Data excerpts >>
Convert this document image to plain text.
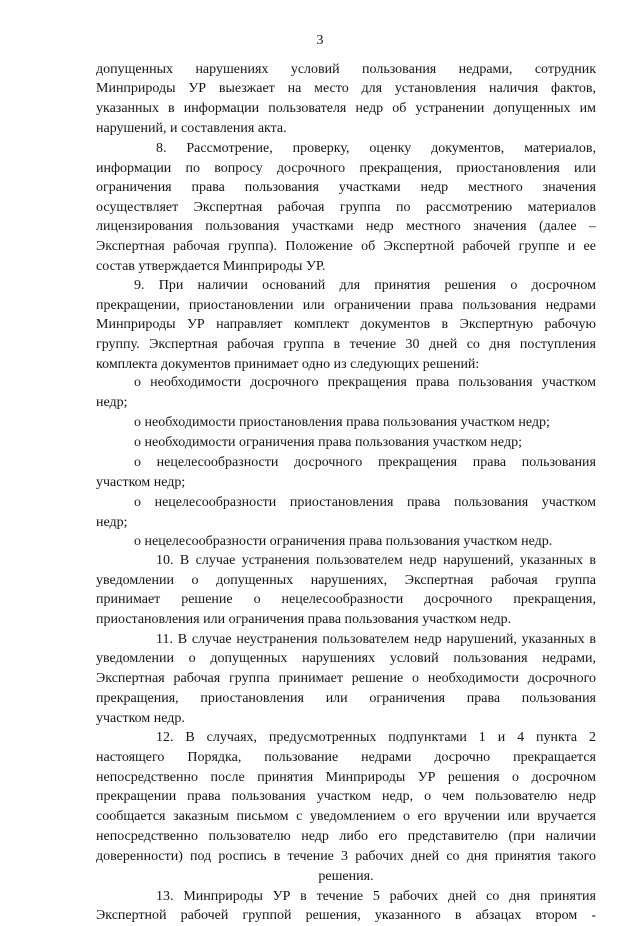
3
допущенных нарушениях условий пользования недрами, сотрудник
Минприроды УР выезжает на место для установления наличия фактов,
указанных в информации пользователя недр об устранении допущенных им
нарушений, и составления акта.
8. Рассмотрение, проверку, оценку документов, материалов,
информации по вопросу досрочного прекращения, приостановления или
ограничения права пользования участками недр местного значения
осуществляет Экспертная рабочая группа по рассмотрению материалов
лицензирования пользования участками недр местного значения (далее –
Экспертная рабочая группа). Положение об Экспертной рабочей группе и ее
состав утверждается Минприроды УР.
9. При наличии оснований для принятия решения о досрочном
прекращении, приостановлении или ограничении права пользования недрами
Минприроды УР направляет комплект документов в Экспертную рабочую
группу. Экспертная рабочая группа в течение 30 дней со дня поступления
комплекта документов принимает одно из следующих решений:
о необходимости досрочного прекращения права пользования участком
недр;
о необходимости приостановления права пользования участком недр;
о необходимости ограничения права пользования участком недр;
о нецелесообразности досрочного прекращения права пользования
участком недр;
о нецелесообразности приостановления права пользования участком
недр;
о нецелесообразности ограничения права пользования участком недр.
10. В случае устранения пользователем недр нарушений, указанных в
уведомлении о допущенных нарушениях, Экспертная рабочая группа
принимает решение о нецелесообразности досрочного прекращения,
приостановления или ограничения права пользования участком недр.
11. В случае неустранения пользователем недр нарушений, указанных в
уведомлении о допущенных нарушениях условий пользования недрами,
Экспертная рабочая группа принимает решение о необходимости досрочного
прекращения, приостановления или ограничения права пользования
участком недр.
12. В случаях, предусмотренных подпунктами 1 и 4 пункта 2
настоящего Порядка, пользование недрами досрочно прекращается
непосредственно после принятия Минприроды УР решения о досрочном
прекращении права пользования участком недр, о чем пользователю недр
сообщается заказным письмом с уведомлением о его вручении или вручается
непосредственно пользователю недр либо его представителю (при наличии
доверенности) под роспись в течение 3 рабочих дней со дня принятия такого
решения.
13. Минприроды УР в течение 5 рабочих дней со дня принятия
Экспертной рабочей группой решения, указанного в абзацах втором -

YOUR OBJECTIVE >>
Copy each line above precisely, dropping the pictures.

ANSWER FOR THIS EXERCISE >>
Convert this document image to plain text.
3
допущенных нарушениях условий пользования недрами, сотрудник
Минприроды УР выезжает на место для установления наличия фактов,
указанных в информации пользователя недр об устранении допущенных им
нарушений, и составления акта.
8. Рассмотрение, проверку, оценку документов, материалов,
информации по вопросу досрочного прекращения, приостановления или
ограничения права пользования участками недр местного значения
осуществляет Экспертная рабочая группа по рассмотрению материалов
лицензирования пользования участками недр местного значения (далее –
Экспертная рабочая группа). Положение об Экспертной рабочей группе и ее
состав утверждается Минприроды УР.
9. При наличии оснований для принятия решения о досрочном
прекращении, приостановлении или ограничении права пользования недрами
Минприроды УР направляет комплект документов в Экспертную рабочую
группу. Экспертная рабочая группа в течение 30 дней со дня поступления
комплекта документов принимает одно из следующих решений:
о необходимости досрочного прекращения права пользования участком
недр;
о необходимости приостановления права пользования участком недр;
о необходимости ограничения права пользования участком недр;
о нецелесообразности досрочного прекращения права пользования
участком недр;
о нецелесообразности приостановления права пользования участком
недр;
о нецелесообразности ограничения права пользования участком недр.
10. В случае устранения пользователем недр нарушений, указанных в
уведомлении о допущенных нарушениях, Экспертная рабочая группа
принимает решение о нецелесообразности досрочного прекращения,
приостановления или ограничения права пользования участком недр.
11. В случае неустранения пользователем недр нарушений, указанных в
уведомлении о допущенных нарушениях условий пользования недрами,
Экспертная рабочая группа принимает решение о необходимости досрочного
прекращения, приостановления или ограничения права пользования
участком недр.
12. В случаях, предусмотренных подпунктами 1 и 4 пункта 2
настоящего Порядка, пользование недрами досрочно прекращается
непосредственно после принятия Минприроды УР решения о досрочном
прекращении права пользования участком недр, о чем пользователю недр
сообщается заказным письмом с уведомлением о его вручении или вручается
непосредственно пользователю недр либо его представителю (при наличии
доверенности) под роспись в течение 3 рабочих дней со дня принятия такого
решения.
13. Минприроды УР в течение 5 рабочих дней со дня принятия
Экспертной рабочей группой решения, указанного в абзацах втором -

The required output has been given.